▶ Prompt:
Select the lines of the records containing the word "plane" and list them.

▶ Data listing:
★ ★ ★ ★ ★

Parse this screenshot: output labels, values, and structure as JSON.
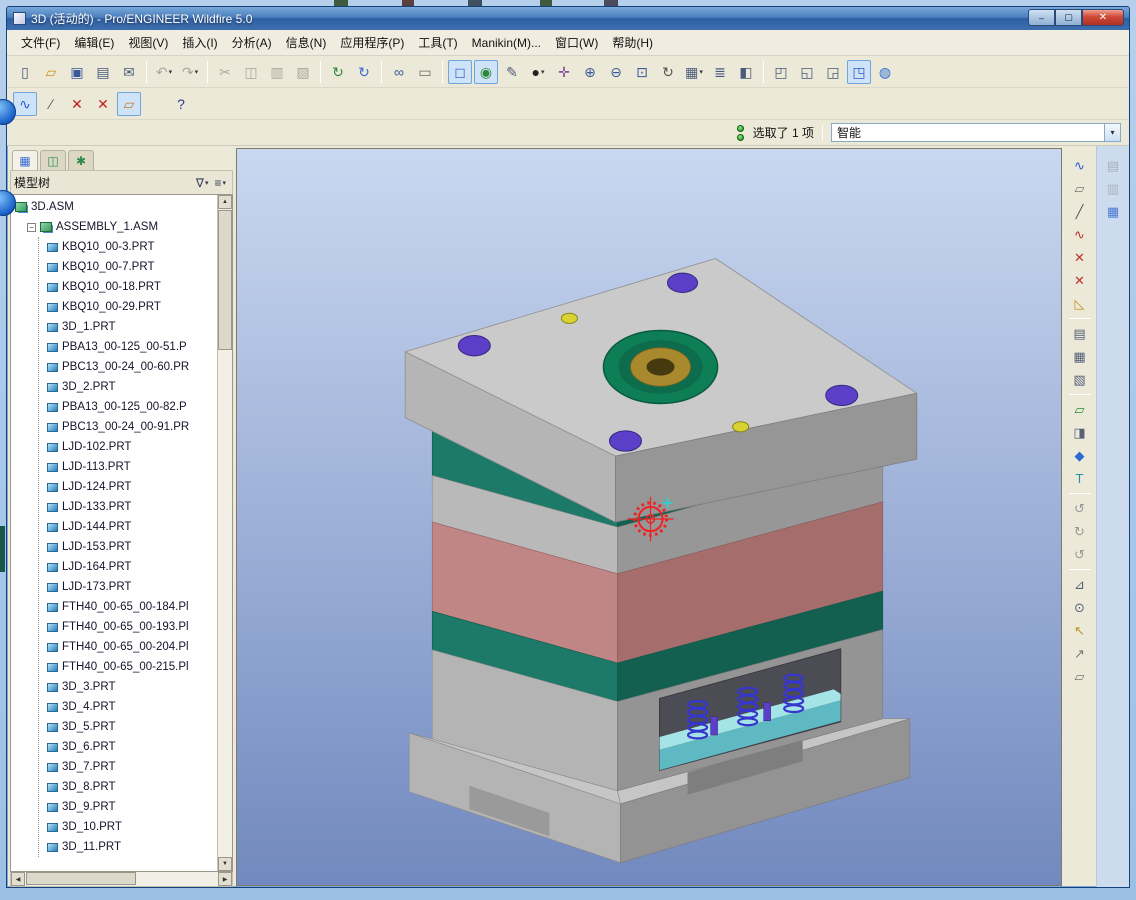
{
  "window": {
    "title": "3D (活动的) - Pro/ENGINEER Wildfire 5.0",
    "controls": {
      "minimize": "–",
      "maximize": "▢",
      "close": "✕"
    }
  },
  "menu": {
    "items": [
      "文件(F)",
      "编辑(E)",
      "视图(V)",
      "插入(I)",
      "分析(A)",
      "信息(N)",
      "应用程序(P)",
      "工具(T)",
      "Manikin(M)...",
      "窗口(W)",
      "帮助(H)"
    ]
  },
  "toolbar_main": {
    "items": [
      {
        "name": "new-file-icon",
        "glyph": "▯",
        "color": "#4a5a7a"
      },
      {
        "name": "open-folder-icon",
        "glyph": "▱",
        "color": "#c89018"
      },
      {
        "name": "save-icon",
        "glyph": "▣",
        "color": "#3a5a9a"
      },
      {
        "name": "print-icon",
        "glyph": "▤",
        "color": "#4a5a7a"
      },
      {
        "name": "send-mail-icon",
        "glyph": "✉",
        "color": "#4a5a7a"
      },
      {
        "sep": true
      },
      {
        "name": "undo-icon",
        "glyph": "↶",
        "color": "#9a968c",
        "disabled": true,
        "dropdown": true
      },
      {
        "name": "redo-icon",
        "glyph": "↷",
        "color": "#9a968c",
        "disabled": true,
        "dropdown": true
      },
      {
        "sep": true
      },
      {
        "name": "cut-icon",
        "glyph": "✂",
        "color": "#8a8680",
        "disabled": true
      },
      {
        "name": "copy-icon",
        "glyph": "◫",
        "color": "#8a8680",
        "disabled": true
      },
      {
        "name": "paste-icon",
        "glyph": "▥",
        "color": "#8a8680",
        "disabled": true
      },
      {
        "name": "paste-special-icon",
        "glyph": "▨",
        "color": "#8a8680",
        "disabled": true
      },
      {
        "sep": true
      },
      {
        "name": "regenerate-icon",
        "glyph": "↻",
        "color": "#2a8a3a"
      },
      {
        "name": "regenerate-manager-icon",
        "glyph": "↻",
        "color": "#3a6ad0"
      },
      {
        "sep": true
      },
      {
        "name": "find-icon",
        "glyph": "∞",
        "color": "#3a5a9a"
      },
      {
        "name": "select-rect-icon",
        "glyph": "▭",
        "color": "#6a6a6a"
      },
      {
        "sep": true
      },
      {
        "name": "select-inside-icon",
        "glyph": "◻",
        "color": "#3a6ad0",
        "active": true
      },
      {
        "name": "smart-select-icon",
        "glyph": "◉",
        "color": "#2a8a3a",
        "active": true
      },
      {
        "name": "annotate-icon",
        "glyph": "✎",
        "color": "#4a5a7a"
      },
      {
        "name": "shade-mode-icon",
        "glyph": "●",
        "color": "#222222",
        "dropdown": true
      },
      {
        "name": "spin-center-icon",
        "glyph": "✛",
        "color": "#8a4aa0"
      },
      {
        "name": "zoom-in-icon",
        "glyph": "⊕",
        "color": "#3a5a9a"
      },
      {
        "name": "zoom-out-icon",
        "glyph": "⊖",
        "color": "#3a5a9a"
      },
      {
        "name": "refit-icon",
        "glyph": "⊡",
        "color": "#3a5a9a"
      },
      {
        "name": "reorient-icon",
        "glyph": "↻",
        "color": "#555555"
      },
      {
        "name": "saved-views-icon",
        "glyph": "▦",
        "color": "#4a5a7a",
        "dropdown": true
      },
      {
        "name": "layers-icon",
        "glyph": "≣",
        "color": "#4a5a7a"
      },
      {
        "name": "view-manager-icon",
        "glyph": "◧",
        "color": "#4a5a7a"
      },
      {
        "sep": true
      },
      {
        "name": "window-tile-icon",
        "glyph": "◰",
        "color": "#4a5a7a"
      },
      {
        "name": "window-cascade-icon",
        "glyph": "◱",
        "color": "#4a5a7a"
      },
      {
        "name": "window-default-icon",
        "glyph": "◲",
        "color": "#4a5a7a"
      },
      {
        "name": "window-active-icon",
        "glyph": "◳",
        "color": "#2a5ad0",
        "active": true
      },
      {
        "name": "learning-center-icon",
        "glyph": "◍",
        "color": "#2a6ad4"
      }
    ]
  },
  "toolbar_second": {
    "items": [
      {
        "name": "sketch-tool-icon",
        "glyph": "∿",
        "color": "#2a5ad4",
        "active": true
      },
      {
        "name": "datum-axis-icon",
        "glyph": "∕",
        "color": "#555555"
      },
      {
        "name": "datum-point-icon",
        "glyph": "✕",
        "color": "#c22020"
      },
      {
        "name": "datum-points-icon",
        "glyph": "✕",
        "color": "#c22020"
      },
      {
        "name": "datum-plane-icon",
        "glyph": "▱",
        "color": "#c87818",
        "active": true
      },
      {
        "gap": 26
      },
      {
        "name": "context-help-icon",
        "glyph": "?",
        "color": "#2a3a8a"
      }
    ]
  },
  "status": {
    "selected_text": "选取了 1 项",
    "filter_value": "智能"
  },
  "model_tree": {
    "title": "模型树",
    "collapse_glyph": "−",
    "tabs": [
      {
        "name": "model-tree-tab",
        "glyph": "▦",
        "color": "#3a6ad4",
        "active": true
      },
      {
        "name": "folder-browser-tab",
        "glyph": "◫",
        "color": "#2a8a4a"
      },
      {
        "name": "favorites-tab",
        "glyph": "✱",
        "color": "#2a8a4a"
      }
    ],
    "header_buttons": [
      {
        "name": "tree-filters-icon",
        "glyph": "∇"
      },
      {
        "name": "tree-columns-icon",
        "glyph": "≡"
      }
    ],
    "root": "3D.ASM",
    "assembly": "ASSEMBLY_1.ASM",
    "items": [
      "KBQ10_00-3.PRT",
      "KBQ10_00-7.PRT",
      "KBQ10_00-18.PRT",
      "KBQ10_00-29.PRT",
      "3D_1.PRT",
      "PBA13_00-125_00-51.P",
      "PBC13_00-24_00-60.PR",
      "3D_2.PRT",
      "PBA13_00-125_00-82.P",
      "PBC13_00-24_00-91.PR",
      "LJD-102.PRT",
      "LJD-113.PRT",
      "LJD-124.PRT",
      "LJD-133.PRT",
      "LJD-144.PRT",
      "LJD-153.PRT",
      "LJD-164.PRT",
      "LJD-173.PRT",
      "FTH40_00-65_00-184.Pl",
      "FTH40_00-65_00-193.Pl",
      "FTH40_00-65_00-204.Pl",
      "FTH40_00-65_00-215.Pl",
      "3D_3.PRT",
      "3D_4.PRT",
      "3D_5.PRT",
      "3D_6.PRT",
      "3D_7.PRT",
      "3D_8.PRT",
      "3D_9.PRT",
      "3D_10.PRT",
      "3D_11.PRT"
    ]
  },
  "right_toolbar": {
    "items": [
      {
        "name": "graph-tool-icon",
        "glyph": "∿",
        "color": "#2a5ad4"
      },
      {
        "name": "rectangle-tool-icon",
        "glyph": "▱",
        "color": "#777777"
      },
      {
        "name": "line-tool-icon",
        "glyph": "╱",
        "color": "#555555"
      },
      {
        "name": "spline-tool-icon",
        "glyph": "∿",
        "color": "#c03030"
      },
      {
        "name": "point-tool-icon",
        "glyph": "✕",
        "color": "#c03030"
      },
      {
        "name": "points-tool-icon",
        "glyph": "✕",
        "color": "#c03030"
      },
      {
        "name": "offset-edge-icon",
        "glyph": "◺",
        "color": "#b8952a"
      },
      {
        "sep": true
      },
      {
        "name": "sketch-setup-icon",
        "glyph": "▤",
        "color": "#55607a"
      },
      {
        "name": "palette-icon",
        "glyph": "▦",
        "color": "#55607a"
      },
      {
        "name": "palette-copy-icon",
        "glyph": "▧",
        "color": "#55607a"
      },
      {
        "sep": true
      },
      {
        "name": "plane-display-icon",
        "glyph": "▱",
        "color": "#2a8a3a"
      },
      {
        "name": "sketch-view-icon",
        "glyph": "◨",
        "color": "#55607a"
      },
      {
        "name": "shade-loops-icon",
        "glyph": "◆",
        "color": "#2a6ad4"
      },
      {
        "name": "text-tool-icon",
        "glyph": "T",
        "color": "#1a98a8"
      },
      {
        "sep": true
      },
      {
        "name": "feature-tool-1-icon",
        "glyph": "↺",
        "color": "#999999"
      },
      {
        "name": "feature-tool-2-icon",
        "glyph": "↻",
        "color": "#999999"
      },
      {
        "name": "feature-tool-3-icon",
        "glyph": "↺",
        "color": "#999999"
      },
      {
        "sep": true
      },
      {
        "name": "analysis-tool-icon",
        "glyph": "⊿",
        "color": "#55607a"
      },
      {
        "name": "measure-tool-icon",
        "glyph": "⊙",
        "color": "#55607a"
      },
      {
        "name": "select-arrow-icon",
        "glyph": "↖",
        "color": "#b8952a"
      },
      {
        "name": "select-arrow-2-icon",
        "glyph": "↗",
        "color": "#777777"
      },
      {
        "name": "plane-tool-icon",
        "glyph": "▱",
        "color": "#777777"
      }
    ],
    "dim_items": [
      {
        "name": "model-player-icon",
        "glyph": "▤",
        "color": "#aab0bc"
      },
      {
        "name": "component-icon",
        "glyph": "▥",
        "color": "#aab0bc"
      },
      {
        "name": "grid-snap-icon",
        "glyph": "▦",
        "color": "#4a7ad0"
      }
    ]
  },
  "viewport": {
    "model_colors": {
      "top_plate": "#cacaca",
      "cavity_plate": "#1d7a68",
      "core_plate": "#b9b9b9",
      "spacer_plate": "#c08585",
      "support_plate": "#1d7a68",
      "base_plate": "#b4b4b4",
      "locating_ring": "#0e7e57",
      "ring_insert": "#a8892e",
      "guide_holes": "#5b3fc8",
      "screws": "#d8d232",
      "ejector_plate": "#a5e4e6",
      "springs": "#3636cf",
      "highlight_marker": "#ee2222",
      "background_top": "#c9d8f0",
      "background_bottom": "#7289bf"
    }
  }
}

★ ★ ★ ★ ★

▶ Solution below:
        "name": "datum-plane-icon",
        "name": "plane-display-icon",
        "name": "plane-tool-icon",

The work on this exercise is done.